THE EXERCISE:
Filter the lines below, copying only those with the string "профессиональных".

DATA SECTION:

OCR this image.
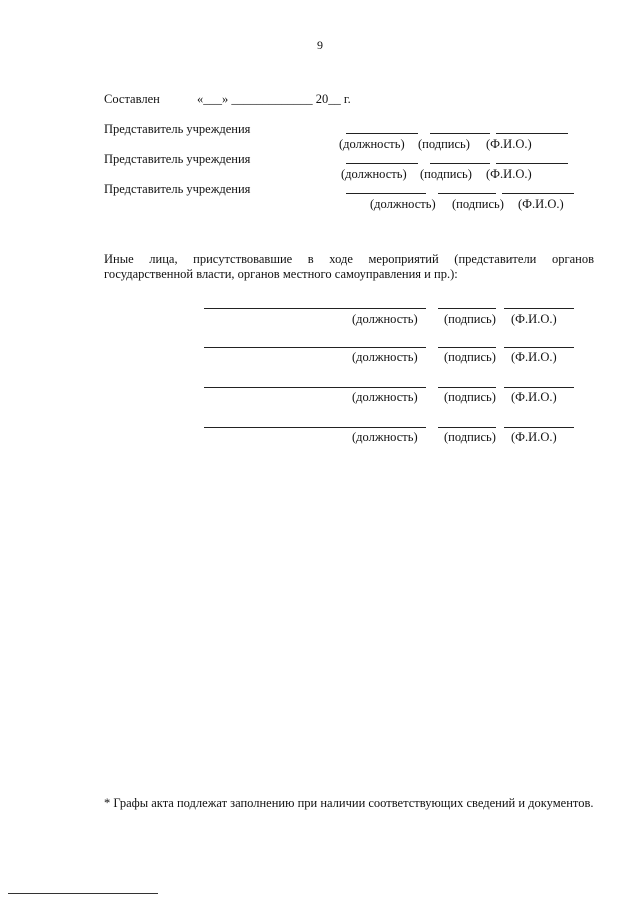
9
Составлен	«___» _____________ 20__ г.
Представитель учреждения
(должность) (подпись) (Ф.И.О.)
Представитель учреждения
(должность) (подпись) (Ф.И.О.)
Представитель учреждения
(должность) (подпись) (Ф.И.О.)
Иные лица, присутствовавшие в ходе мероприятий (представители органов государственной власти, органов местного самоуправления и пр.):
(должность) (подпись) (Ф.И.О.)
(должность) (подпись) (Ф.И.О.)
(должность) (подпись) (Ф.И.О.)
(должность) (подпись) (Ф.И.О.)
* Графы акта подлежат заполнению при наличии соответствующих сведений и документов.
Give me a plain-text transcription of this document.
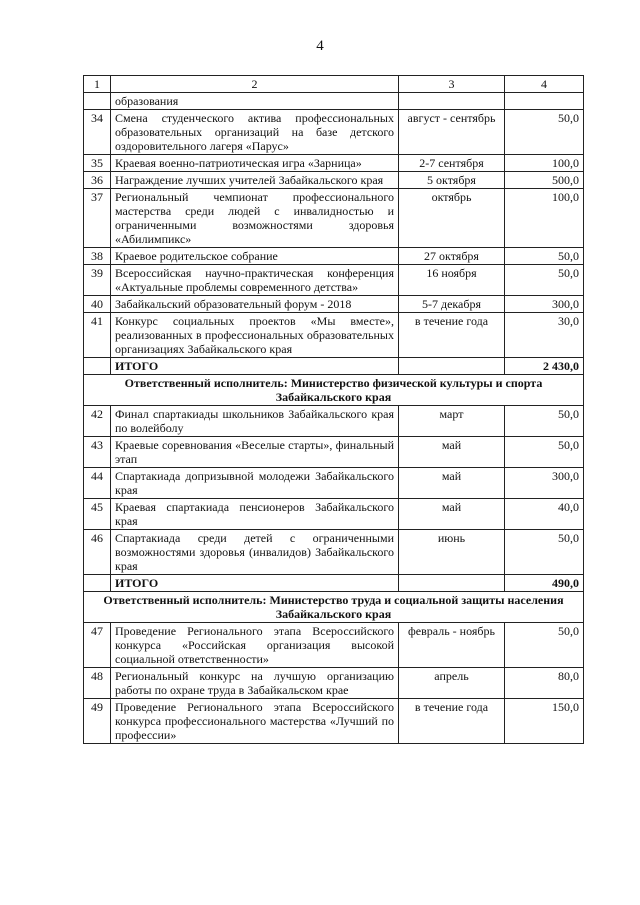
4
1	2	3	4
	образования		
34	Смена студенческого актива профессиональных образовательных организаций на базе детского оздоровительного лагеря «Парус»	август - сентябрь	50,0
35	Краевая военно-патриотическая игра «Зарница»	2-7 сентября	100,0
36	Награждение лучших учителей Забайкальского края	5 октября	500,0
37	Региональный чемпионат профессионального мастерства среди людей с инвалидностью и ограниченными возможностями здоровья «Абилимпикс»	октябрь	100,0
38	Краевое родительское собрание	27 октября	50,0
39	Всероссийская научно-практическая конференция «Актуальные проблемы современного детства»	16 ноября	50,0
40	Забайкальский образовательный форум - 2018	5-7 декабря	300,0
41	Конкурс социальных проектов «Мы вместе», реализованных в профессиональных образовательных организациях Забайкальского края	в течение года	30,0
	ИТОГО		2 430,0
Ответственный исполнитель: Министерство физической культуры и спорта Забайкальского края			
42	Финал спартакиады школьников Забайкальского края по волейболу	март	50,0
43	Краевые соревнования «Веселые старты», финальный этап	май	50,0
44	Спартакиада допризывной молодежи Забайкальского края	май	300,0
45	Краевая спартакиада пенсионеров Забайкальского края	май	40,0
46	Спартакиада среди детей с ограниченными возможностями здоровья (инвалидов) Забайкальского края	июнь	50,0
	ИТОГО		490,0
Ответственный исполнитель: Министерство труда и социальной защиты населения Забайкальского края			
47	Проведение Регионального этапа Всероссийского конкурса «Российская организация высокой социальной ответственности»	февраль - ноябрь	50,0
48	Региональный конкурс на лучшую организацию работы по охране труда в Забайкальском крае	апрель	80,0
49	Проведение Регионального этапа Всероссийского конкурса профессионального мастерства «Лучший по профессии»	в течение года	150,0
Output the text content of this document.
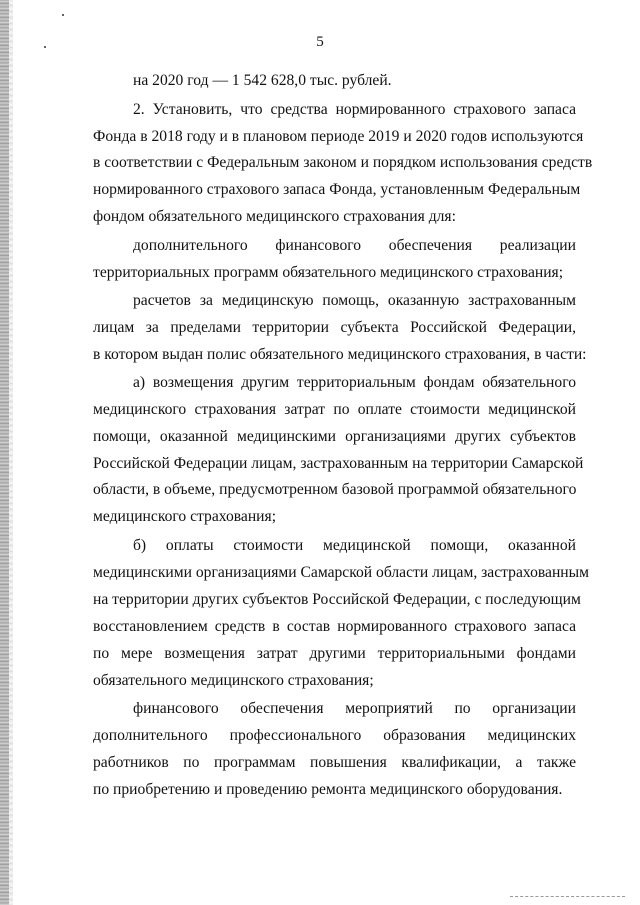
5
на 2020 год — 1 542 628,0 тыс. рублей.
2. Установить, что средства нормированного страхового запаса
Фонда в 2018 году и в плановом периоде 2019 и 2020 годов используются
в соответствии с Федеральным законом и порядком использования средств
нормированного страхового запаса Фонда, установленным Федеральным
фондом обязательного медицинского страхования для:
дополнительного финансового обеспечения реализации
территориальных программ обязательного медицинского страхования;
расчетов за медицинскую помощь, оказанную застрахованным
лицам за пределами территории субъекта Российской Федерации,
в котором выдан полис обязательного медицинского страхования, в части:
а) возмещения другим территориальным фондам обязательного
медицинского страхования затрат по оплате стоимости медицинской
помощи, оказанной медицинскими организациями других субъектов
Российской Федерации лицам, застрахованным на территории Самарской
области, в объеме, предусмотренном базовой программой обязательного
медицинского страхования;
б) оплаты стоимости медицинской помощи, оказанной
медицинскими организациями Самарской области лицам, застрахованным
на территории других субъектов Российской Федерации, с последующим
восстановлением средств в состав нормированного страхового запаса
по мере возмещения затрат другими территориальными фондами
обязательного медицинского страхования;
финансового обеспечения мероприятий по организации
дополнительного профессионального образования медицинских
работников по программам повышения квалификации, а также
по приобретению и проведению ремонта медицинского оборудования.
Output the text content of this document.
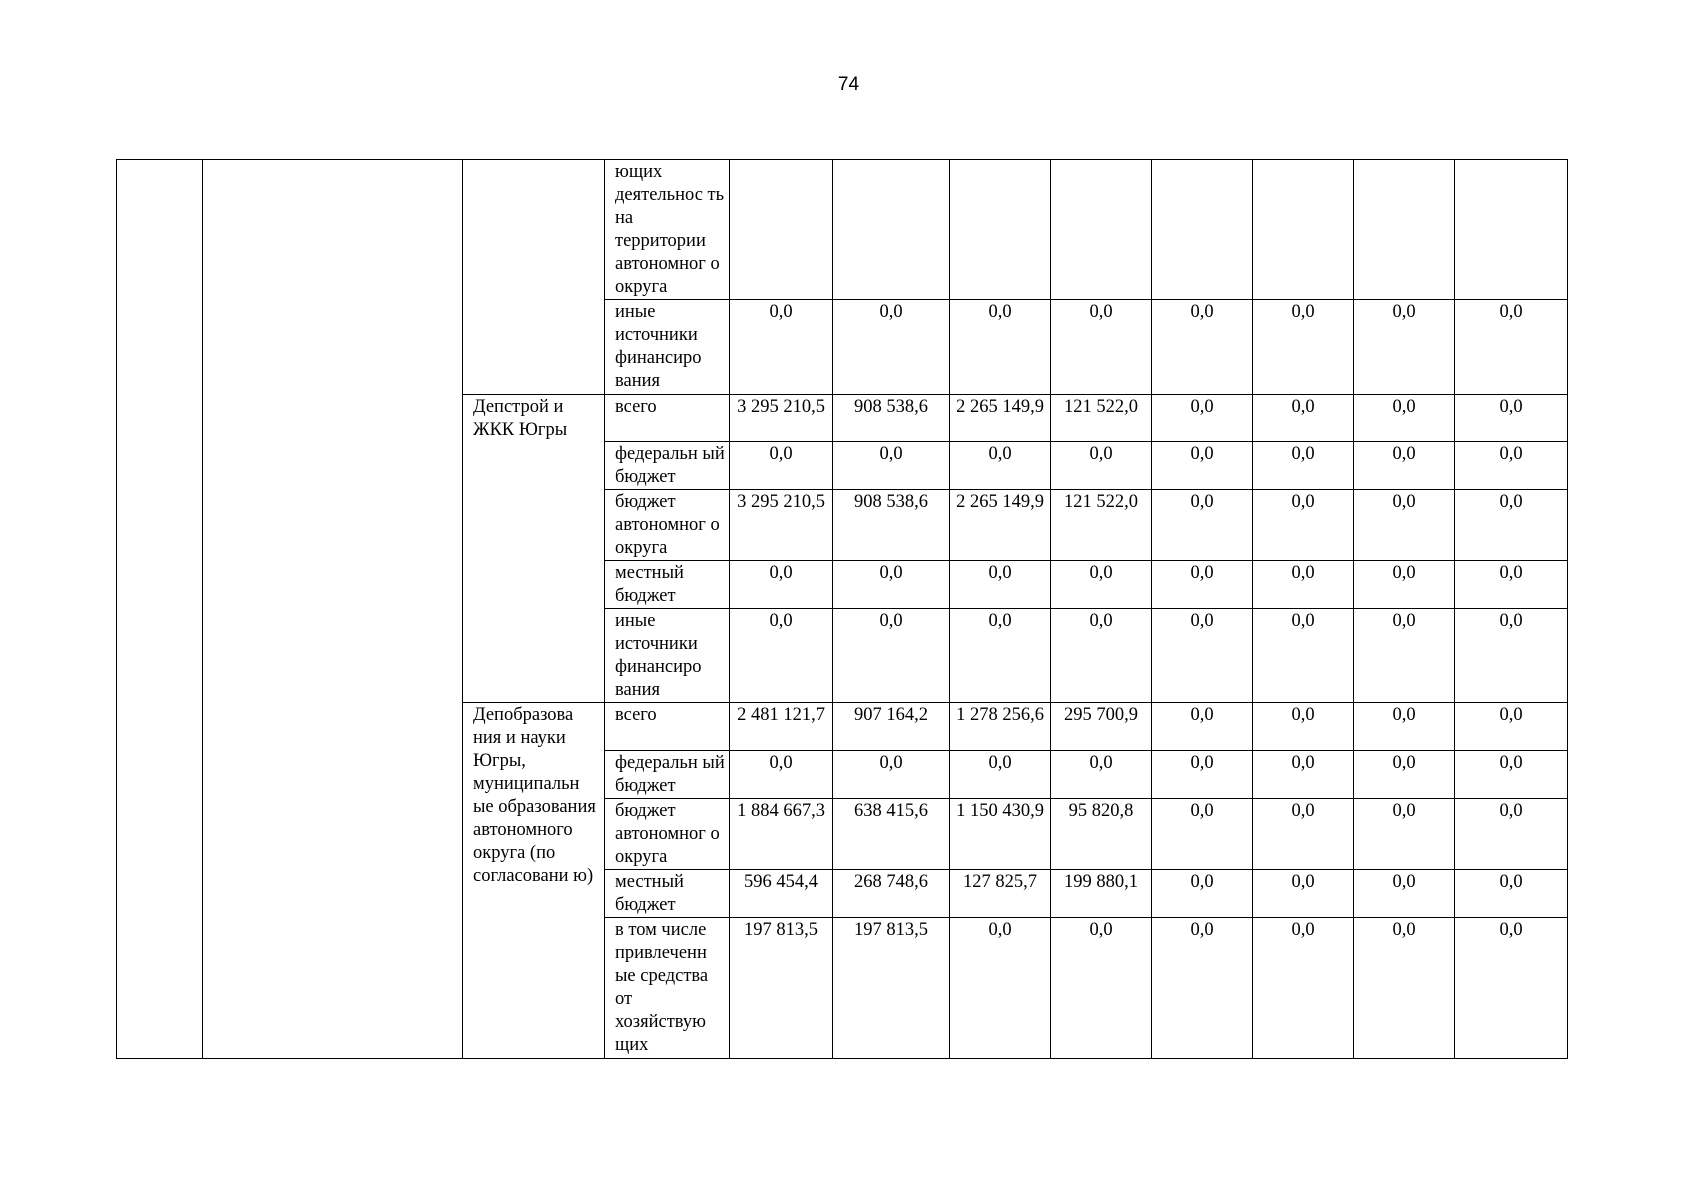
74
			ющих деятельнос ть на территории автономног о округа								
			иные источники финансиро вания	0,0	0,0	0,0	0,0	0,0	0,0	0,0	0,0
		Депстрой и ЖКК Югры	всего	3 295 210,5	908 538,6	2 265 149,9	121 522,0	0,0	0,0	0,0	0,0
			федеральн ый бюджет	0,0	0,0	0,0	0,0	0,0	0,0	0,0	0,0
			бюджет автономног о округа	3 295 210,5	908 538,6	2 265 149,9	121 522,0	0,0	0,0	0,0	0,0
			местный бюджет	0,0	0,0	0,0	0,0	0,0	0,0	0,0	0,0
			иные источники финансиро вания	0,0	0,0	0,0	0,0	0,0	0,0	0,0	0,0
		Депобразова ния и науки Югры, муниципальн ые образования автономного округа (по согласовани ю)	всего	2 481 121,7	907 164,2	1 278 256,6	295 700,9	0,0	0,0	0,0	0,0
			федеральн ый бюджет	0,0	0,0	0,0	0,0	0,0	0,0	0,0	0,0
			бюджет автономног о округа	1 884 667,3	638 415,6	1 150 430,9	95 820,8	0,0	0,0	0,0	0,0
			местный бюджет	596 454,4	268 748,6	127 825,7	199 880,1	0,0	0,0	0,0	0,0
			в том числе привлеченн ые средства от хозяйствую щих	197 813,5	197 813,5	0,0	0,0	0,0	0,0	0,0	0,0
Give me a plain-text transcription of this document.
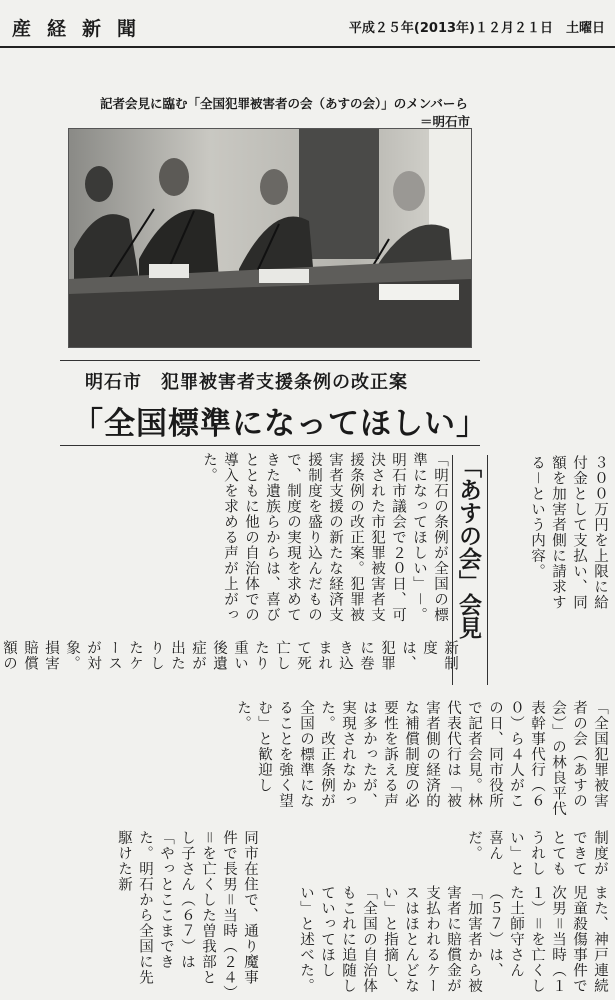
産経新聞	平成２５年(2013年)１２月２１日　土曜日
記者会見に臨む「全国犯罪被害者の会（あすの会）」のメンバーら
＝明石市
明石市　犯罪被害者支援条例の改正案
「全国標準になってほしい」
「あすの会」会見
「明石の条例が全国の標準になってほしい」－。明石市議会で２０日、可決された市犯罪被害者支援条例の改正案。犯罪被害者支援の新たな経済支援制度を盛り込んだもので、制度の実現を求めてきた遺族らからは、喜びとともに他の自治体での導入を求める声が上がった。
新制度は、犯罪に巻き込まれて死亡したり重い後遺症が出たりしたケースが対象。損害賠償額の
３００万円を上限に給付金として支払い、同額を加害者側に請求する－という内容。
「全国犯罪被害者の会（あすの会）」の林良平代表幹事代行（６０）ら４人がこの日、同市役所で記者会見。林代表代行は「被害者側の経済的な補償制度の必要性を訴える声は多かったが、実現されなかった。改正条例が全国の標準になることを強く望む」と歓迎した。
同市在住で、通り魔事件で長男＝当時（２４）＝を亡くした曽我部とし子さん（６７）は「やっとここまできた。明石から全国に先駆けた新	制度ができてとてもうれしい」と喜んだ。
また、神戸連続児童殺傷事件で次男＝当時（１１）＝を亡くした土師守さん（５７）は、「加害者から被害者に賠償金が支払われるケースはほとんどない」と指摘し、「全国の自治体もこれに追随していってほしい」と述べた。
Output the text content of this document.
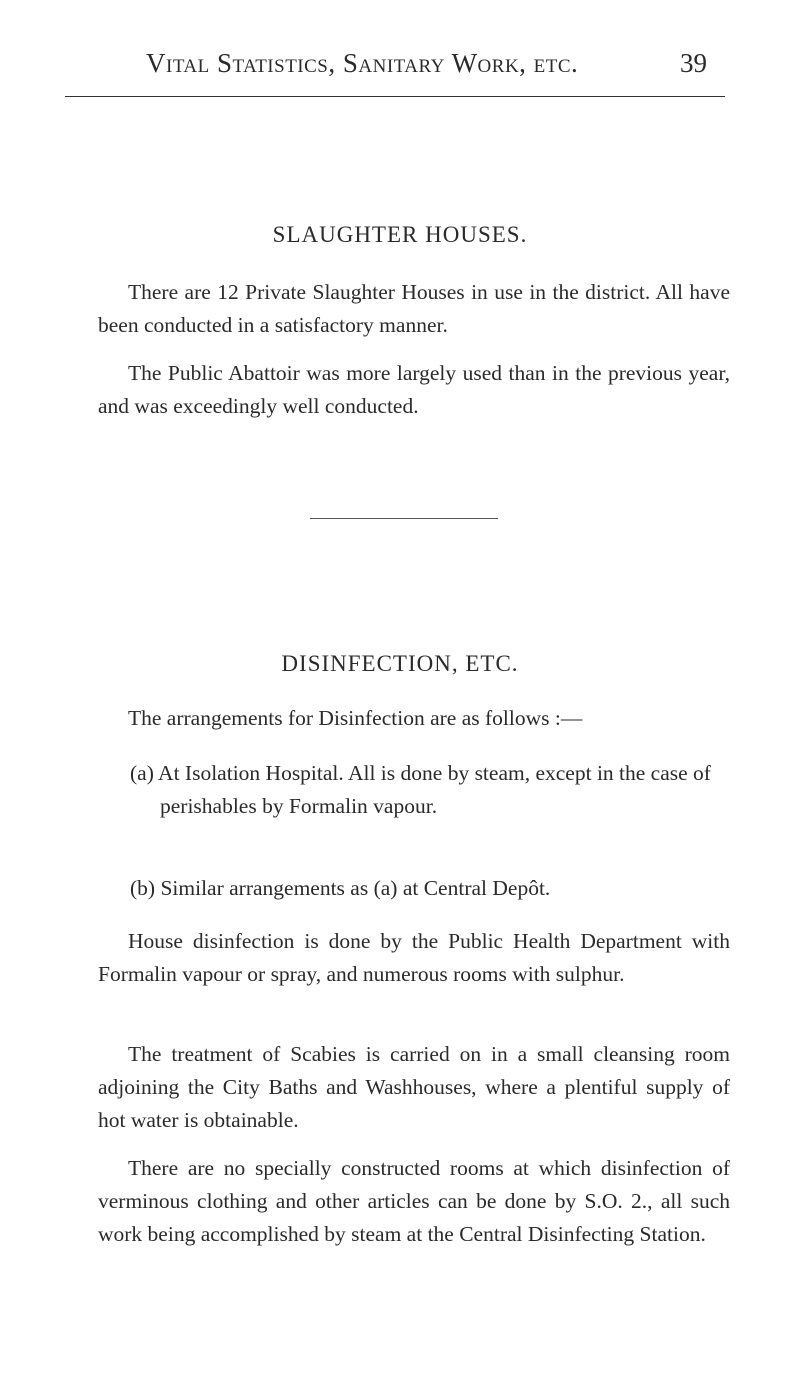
Vital Statistics, Sanitary Work, etc.	39
SLAUGHTER HOUSES.

There are 12 Private Slaughter Houses in use in the district. All have been conducted in a satisfactory manner.

The Public Abattoir was more largely used than in the previous year, and was exceedingly well conducted.

DISINFECTION, ETC.

The arrangements for Disinfection are as follows :—

(a) At Isolation Hospital. All is done by steam, except in the case of perishables by Formalin vapour.

(b) Similar arrangements as (a) at Central Depôt.

House disinfection is done by the Public Health Department with Formalin vapour or spray, and numerous rooms with sulphur.

The treatment of Scabies is carried on in a small cleansing room adjoining the City Baths and Washhouses, where a plentiful supply of hot water is obtainable.

There are no specially constructed rooms at which disinfection of verminous clothing and other articles can be done by S.O. 2., all such work being accomplished by steam at the Central Disinfecting Station.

SOLUTION FOR THIS PROBLEM:
34	Смена студенческого актива профессиональных образовательных организаций на базе детского оздоровительного лагеря «Парус»	август - сентябрь	50,0
41	Конкурс социальных проектов «Мы вместе», реализованных в профессиональных образовательных организациях Забайкальского края	в течение года	30,0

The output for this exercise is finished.